(Entries from a dataset)
Start

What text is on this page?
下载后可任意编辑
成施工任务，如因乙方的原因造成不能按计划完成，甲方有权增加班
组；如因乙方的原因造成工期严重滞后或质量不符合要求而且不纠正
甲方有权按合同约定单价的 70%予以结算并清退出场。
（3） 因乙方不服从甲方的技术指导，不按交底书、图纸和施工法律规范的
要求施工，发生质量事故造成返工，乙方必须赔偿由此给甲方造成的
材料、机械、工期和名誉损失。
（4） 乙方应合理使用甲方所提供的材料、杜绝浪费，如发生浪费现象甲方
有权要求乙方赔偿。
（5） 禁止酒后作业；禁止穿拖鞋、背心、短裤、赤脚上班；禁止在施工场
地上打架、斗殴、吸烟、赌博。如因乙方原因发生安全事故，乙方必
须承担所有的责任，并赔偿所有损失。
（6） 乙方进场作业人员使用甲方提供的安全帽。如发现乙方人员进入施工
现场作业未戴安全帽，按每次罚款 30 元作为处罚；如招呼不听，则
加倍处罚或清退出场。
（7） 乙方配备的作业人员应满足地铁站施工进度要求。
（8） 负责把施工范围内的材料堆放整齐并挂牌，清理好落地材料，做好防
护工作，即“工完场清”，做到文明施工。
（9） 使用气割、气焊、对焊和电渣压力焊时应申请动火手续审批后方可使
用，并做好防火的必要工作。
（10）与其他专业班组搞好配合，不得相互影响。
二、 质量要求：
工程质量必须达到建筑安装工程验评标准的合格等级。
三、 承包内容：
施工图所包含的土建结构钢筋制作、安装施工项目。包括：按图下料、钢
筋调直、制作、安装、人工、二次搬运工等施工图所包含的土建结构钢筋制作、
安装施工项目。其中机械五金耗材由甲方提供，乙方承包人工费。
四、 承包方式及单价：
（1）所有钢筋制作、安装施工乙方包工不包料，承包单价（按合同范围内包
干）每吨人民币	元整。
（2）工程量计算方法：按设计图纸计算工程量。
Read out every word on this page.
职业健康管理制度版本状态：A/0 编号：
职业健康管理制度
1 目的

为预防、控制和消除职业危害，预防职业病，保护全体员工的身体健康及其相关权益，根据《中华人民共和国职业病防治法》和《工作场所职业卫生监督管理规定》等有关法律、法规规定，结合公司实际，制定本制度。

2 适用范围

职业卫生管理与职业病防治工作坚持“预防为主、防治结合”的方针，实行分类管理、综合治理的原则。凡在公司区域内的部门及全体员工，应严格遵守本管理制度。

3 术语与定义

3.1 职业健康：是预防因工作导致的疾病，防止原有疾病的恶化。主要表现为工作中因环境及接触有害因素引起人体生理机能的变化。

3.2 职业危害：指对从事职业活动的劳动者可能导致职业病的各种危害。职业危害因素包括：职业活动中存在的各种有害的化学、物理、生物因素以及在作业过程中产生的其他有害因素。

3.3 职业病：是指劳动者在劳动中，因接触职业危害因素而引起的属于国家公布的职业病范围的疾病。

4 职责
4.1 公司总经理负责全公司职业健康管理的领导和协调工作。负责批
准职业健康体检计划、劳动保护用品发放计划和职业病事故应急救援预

End

Every line above needs to be retyped exactly.

What text is on this page?
下载后可任意编辑
成施工任务，如因乙方的原因造成不能按计划完成，甲方有权增加班
组；如因乙方的原因造成工期严重滞后或质量不符合要求而且不纠正
甲方有权按合同约定单价的 70%予以结算并清退出场。
（3） 因乙方不服从甲方的技术指导，不按交底书、图纸和施工法律规范的
要求施工，发生质量事故造成返工，乙方必须赔偿由此给甲方造成的
材料、机械、工期和名誉损失。
（4） 乙方应合理使用甲方所提供的材料、杜绝浪费，如发生浪费现象甲方
有权要求乙方赔偿。
（5） 禁止酒后作业；禁止穿拖鞋、背心、短裤、赤脚上班；禁止在施工场
地上打架、斗殴、吸烟、赌博。如因乙方原因发生安全事故，乙方必
须承担所有的责任，并赔偿所有损失。
（6） 乙方进场作业人员使用甲方提供的安全帽。如发现乙方人员进入施工
现场作业未戴安全帽，按每次罚款 30 元作为处罚；如招呼不听，则
加倍处罚或清退出场。
（7） 乙方配备的作业人员应满足地铁站施工进度要求。
（8） 负责把施工范围内的材料堆放整齐并挂牌，清理好落地材料，做好防
护工作，即“工完场清”，做到文明施工。
（9） 使用气割、气焊、对焊和电渣压力焊时应申请动火手续审批后方可使
用，并做好防火的必要工作。
（10）与其他专业班组搞好配合，不得相互影响。
二、 质量要求：
工程质量必须达到建筑安装工程验评标准的合格等级。
三、 承包内容：
施工图所包含的土建结构钢筋制作、安装施工项目。包括：按图下料、钢
筋调直、制作、安装、人工、二次搬运工等施工图所包含的土建结构钢筋制作、
安装施工项目。其中机械五金耗材由甲方提供，乙方承包人工费。
四、 承包方式及单价：
（1）所有钢筋制作、安装施工乙方包工不包料，承包单价（按合同范围内包
干）每吨人民币	元整。
（2）工程量计算方法：按设计图纸计算工程量。
Read out every word on this page.
职业健康管理制度版本状态：A/0 编号：
职业健康管理制度
1 目的

为预防、控制和消除职业危害，预防职业病，保护全体员工的身体健康及其相关权益，根据《中华人民共和国职业病防治法》和《工作场所职业卫生监督管理规定》等有关法律、法规规定，结合公司实际，制定本制度。

2 适用范围

职业卫生管理与职业病防治工作坚持“预防为主、防治结合”的方针，实行分类管理、综合治理的原则。凡在公司区域内的部门及全体员工，应严格遵守本管理制度。

3 术语与定义

3.1 职业健康：是预防因工作导致的疾病，防止原有疾病的恶化。主要表现为工作中因环境及接触有害因素引起人体生理机能的变化。

3.2 职业危害：指对从事职业活动的劳动者可能导致职业病的各种危害。职业危害因素包括：职业活动中存在的各种有害的化学、物理、生物因素以及在作业过程中产生的其他有害因素。

3.3 职业病：是指劳动者在劳动中，因接触职业危害因素而引起的属于国家公布的职业病范围的疾病。

4 职责
4.1 公司总经理负责全公司职业健康管理的领导和协调工作。负责批
准职业健康体检计划、劳动保护用品发放计划和职业病事故应急救援预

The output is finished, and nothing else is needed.